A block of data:

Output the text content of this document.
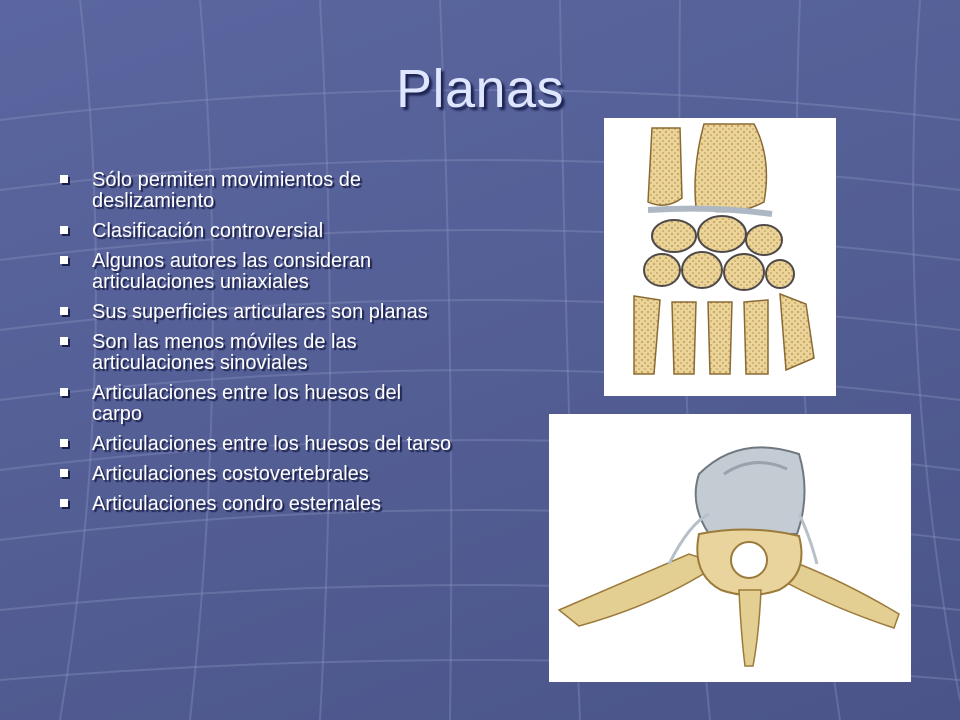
Planas
Sólo permiten movimientos de deslizamiento
Clasificación controversial
Algunos autores las consideran articulaciones uniaxiales
Sus superficies articulares son planas
Son las menos móviles de las articulaciones sinoviales
Articulaciones entre los huesos del carpo
Articulaciones entre los huesos del tarso
Articulaciones costovertebrales
Articulaciones condro esternales
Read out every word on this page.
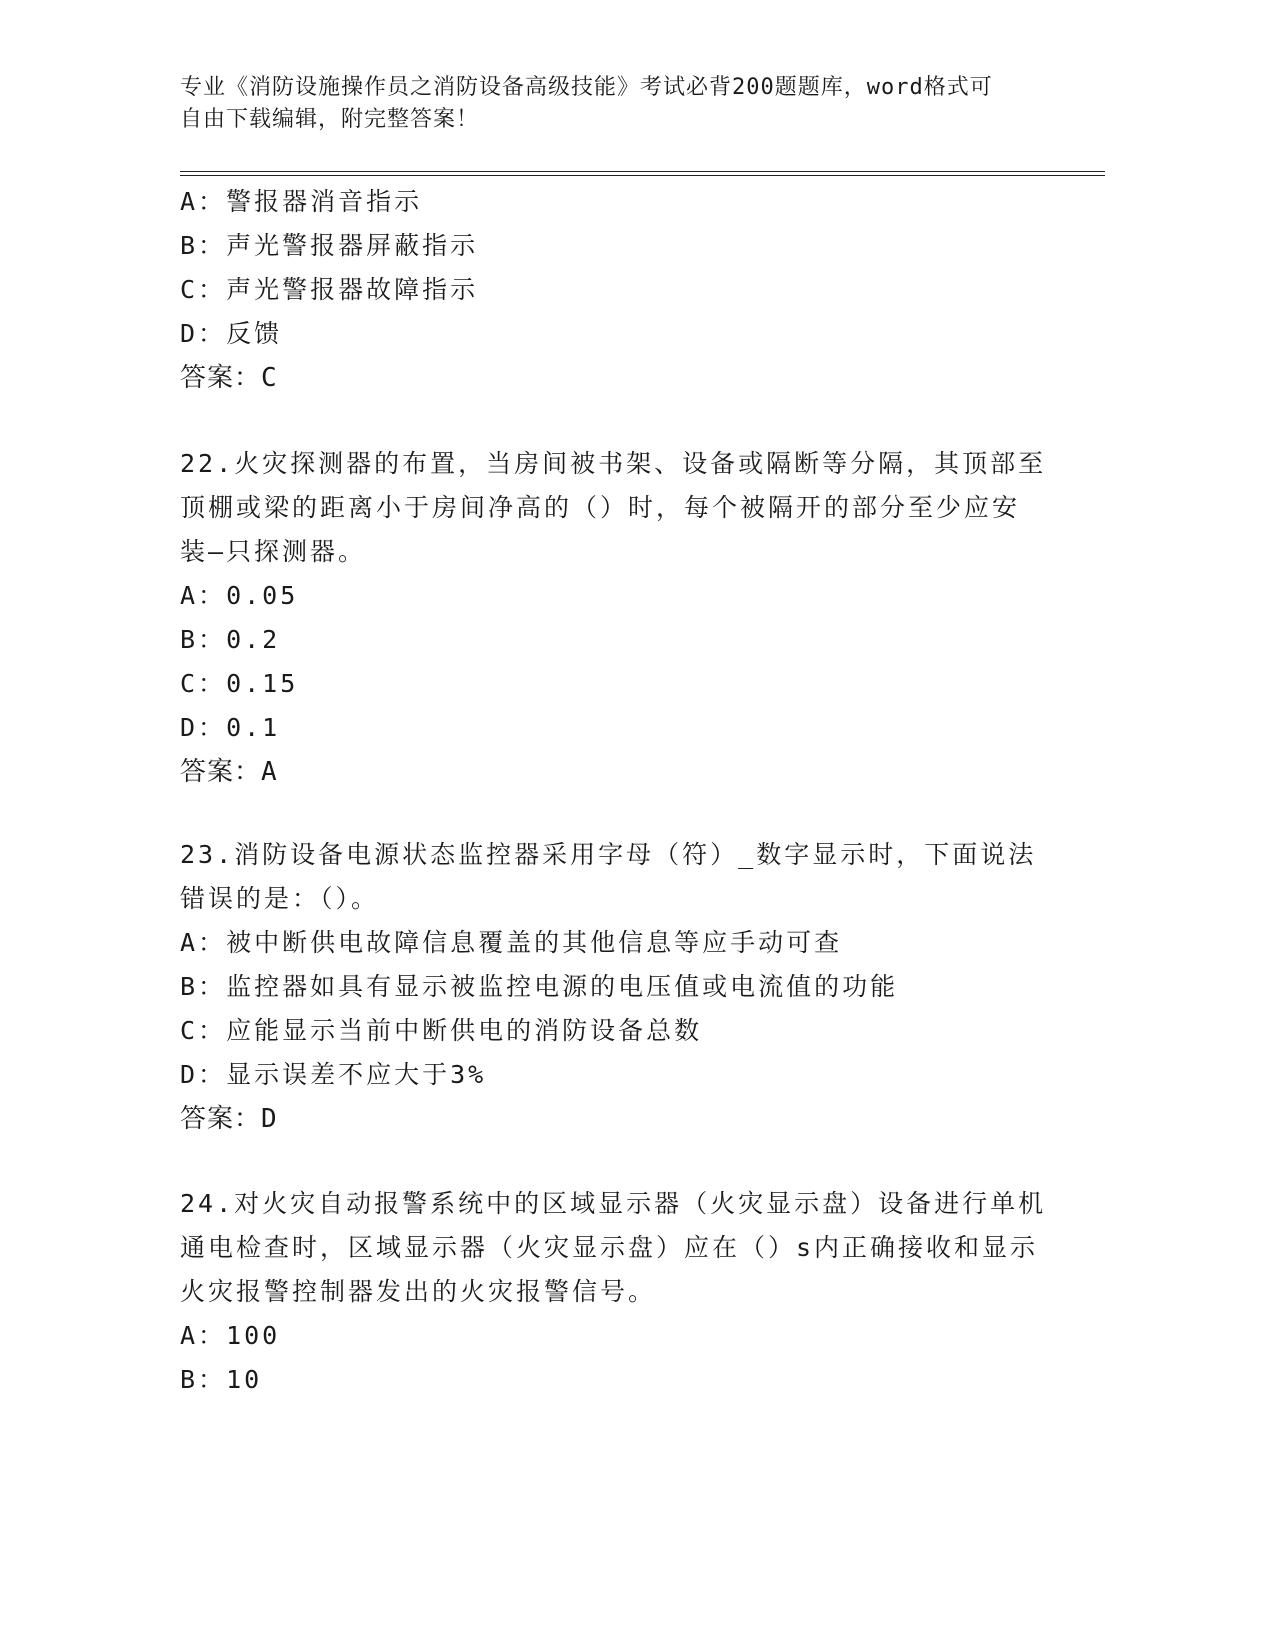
专业《消防设施操作员之消防设备高级技能》考试必背200题题库，word格式可
自由下载编辑，附完整答案！
A：警报器消音指示
B：声光警报器屏蔽指示
C：声光警报器故障指示
D：反馈
答案：C
22.火灾探测器的布置，当房间被书架、设备或隔断等分隔，其顶部至
顶棚或梁的距离小于房间净高的（）时，每个被隔开的部分至少应安
装—只探测器。
A：0.05
B：0.2
C：0.15
D：0.1
答案：A
23.消防设备电源状态监控器采用字母（符）_数字显示时，下面说法
错误的是：（）。
A：被中断供电故障信息覆盖的其他信息等应手动可查
B：监控器如具有显示被监控电源的电压值或电流值的功能
C：应能显示当前中断供电的消防设备总数
D：显示误差不应大于3%
答案：D
24.对火灾自动报警系统中的区域显示器（火灾显示盘）设备进行单机
通电检查时，区域显示器（火灾显示盘）应在（）s内正确接收和显示
火灾报警控制器发出的火灾报警信号。
A：100
B：10
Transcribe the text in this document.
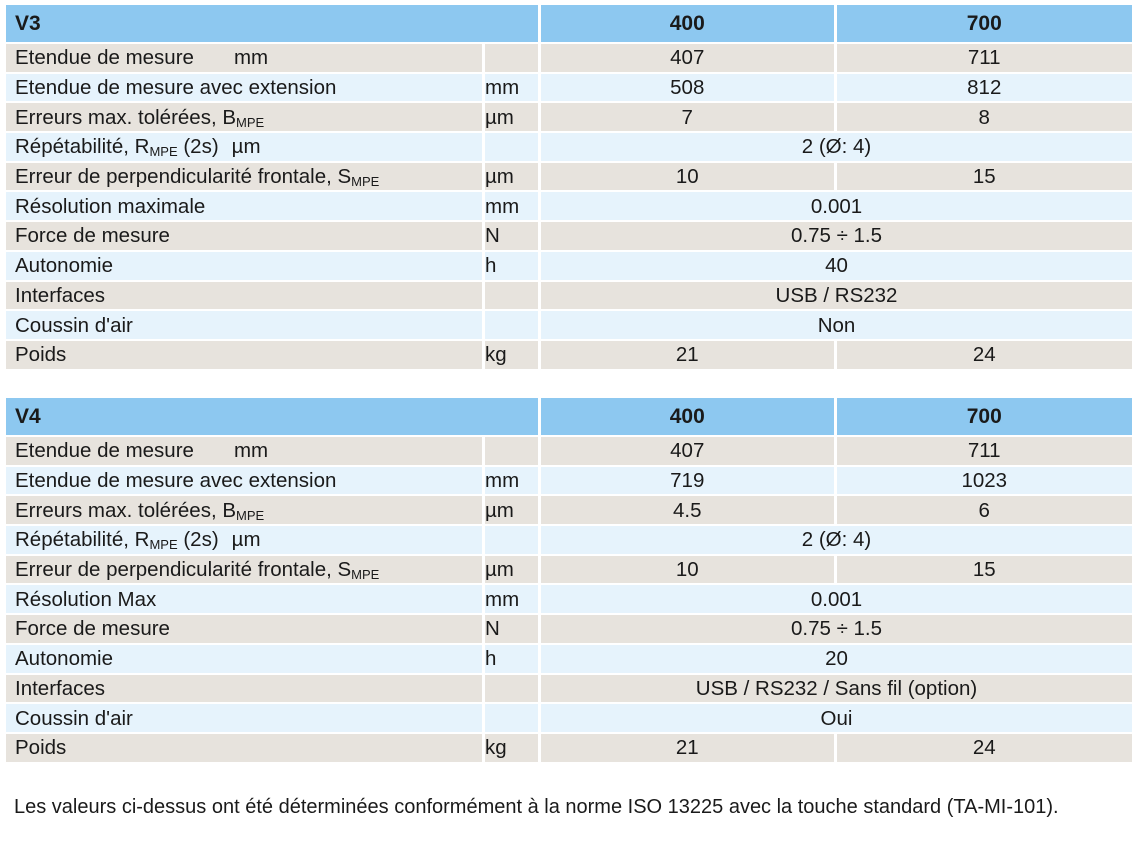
V3		400	700
Etendue de mesure mm		407	711
Etendue de mesure avec extension	mm	508	812
Erreurs max. tolérées, $B_{MPE}$	µm	7	8
Répétabilité, $R_{MPE}$ (2s) µm		2 (Ø: 4)	
Erreur de perpendicularité frontale, $S_{MPE}$	µm	10	15
Résolution maximale	mm	0.001	
Force de mesure	N	0.75 ÷ 1.5	
Autonomie	h	40	
Interfaces		USB / RS232	
Coussin d'air		Non	
Poids	kg	21	24
V4		400	700
Etendue de mesure mm		407	711
Etendue de mesure avec extension	mm	719	1023
Erreurs max. tolérées, $B_{MPE}$	µm	4.5	6
Répétabilité, $R_{MPE}$ (2s) µm		2 (Ø: 4)	
Erreur de perpendicularité frontale, $S_{MPE}$	µm	10	15
Résolution Max	mm	0.001	
Force de mesure	N	0.75 ÷ 1.5	
Autonomie	h	20	
Interfaces		USB / RS232 / Sans fil (option)	
Coussin d'air		Oui	
Poids	kg	21	24
Les valeurs ci-dessus ont été déterminées conformément à la norme ISO 13225 avec la touche standard (TA-MI-101).
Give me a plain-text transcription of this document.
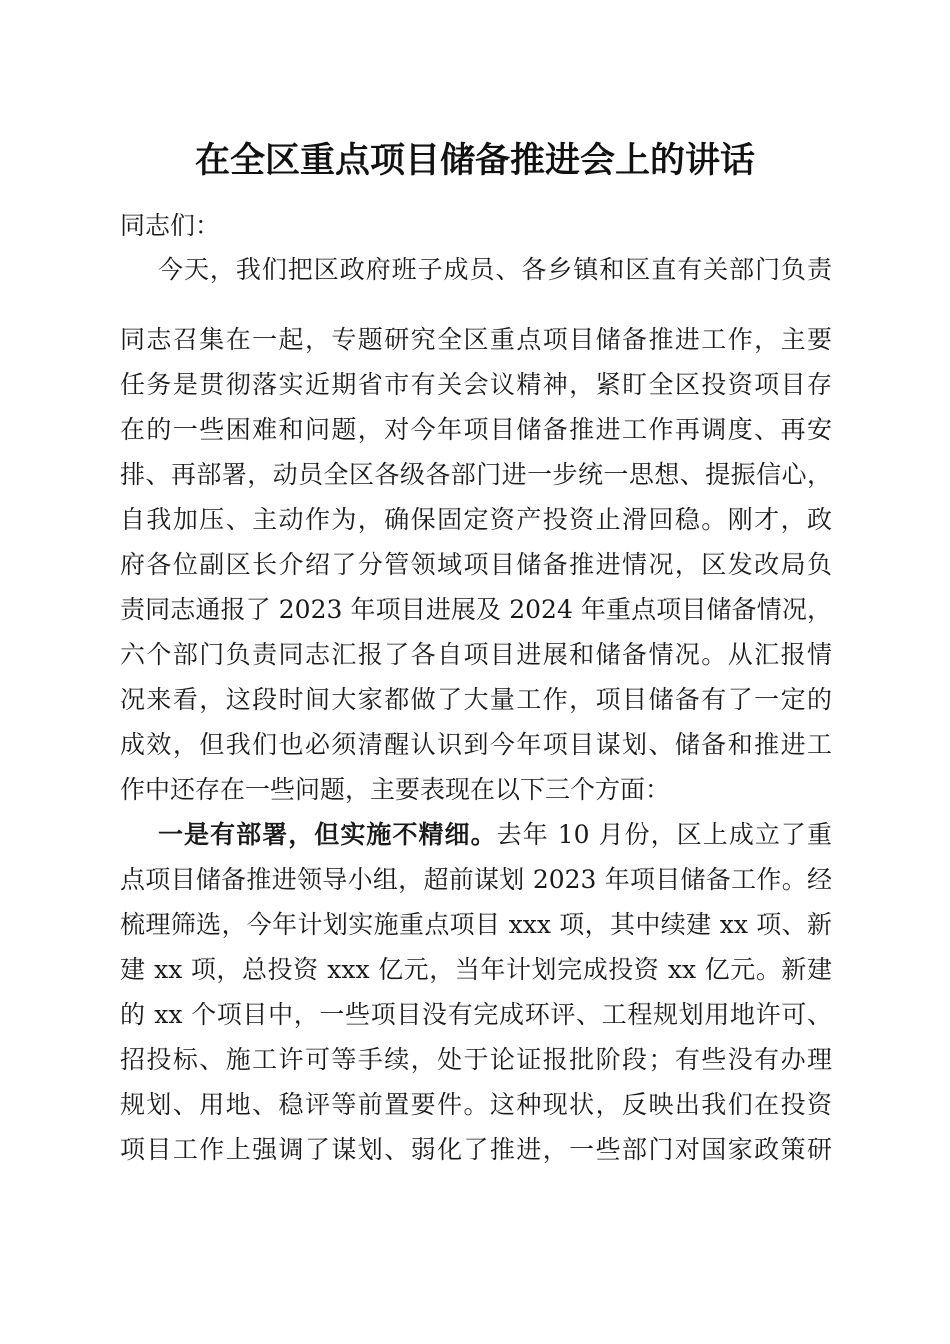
在全区重点项目储备推进会上的讲话
同志们：
今天，我们把区政府班子成员、各乡镇和区直有关部门负责
同志召集在一起，专题研究全区重点项目储备推进工作，主要
任务是贯彻落实近期省市有关会议精神，紧盯全区投资项目存
在的一些困难和问题，对今年项目储备推进工作再调度、再安
排、再部署，动员全区各级各部门进一步统一思想、提振信心，
自我加压、主动作为，确保固定资产投资止滑回稳。刚才，政
府各位副区长介绍了分管领域项目储备推进情况，区发改局负
责同志通报了 2023 年项目进展及 2024 年重点项目储备情况，
六个部门负责同志汇报了各自项目进展和储备情况。从汇报情
况来看，这段时间大家都做了大量工作，项目储备有了一定的
成效，但我们也必须清醒认识到今年项目谋划、储备和推进工
作中还存在一些问题，主要表现在以下三个方面：
一是有部署，但实施不精细。去年 10 月份，区上成立了重
点项目储备推进领导小组，超前谋划 2023 年项目储备工作。经
梳理筛选，今年计划实施重点项目 xxx 项，其中续建 xx 项、新
建 xx 项，总投资 xxx 亿元，当年计划完成投资 xx 亿元。新建
的 xx 个项目中，一些项目没有完成环评、工程规划用地许可、
招投标、施工许可等手续，处于论证报批阶段；有些没有办理
规划、用地、稳评等前置要件。这种现状，反映出我们在投资
项目工作上强调了谋划、弱化了推进，一些部门对国家政策研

WHAT TO PRODUCE
Go through the lines above. Select every one that has the string "tolérées".

PROBLEM SOLUTION
Erreurs max. tolérées, $B_{MPE}$	µm	7	8
Erreurs max. tolérées, $B_{MPE}$	µm	4.5	6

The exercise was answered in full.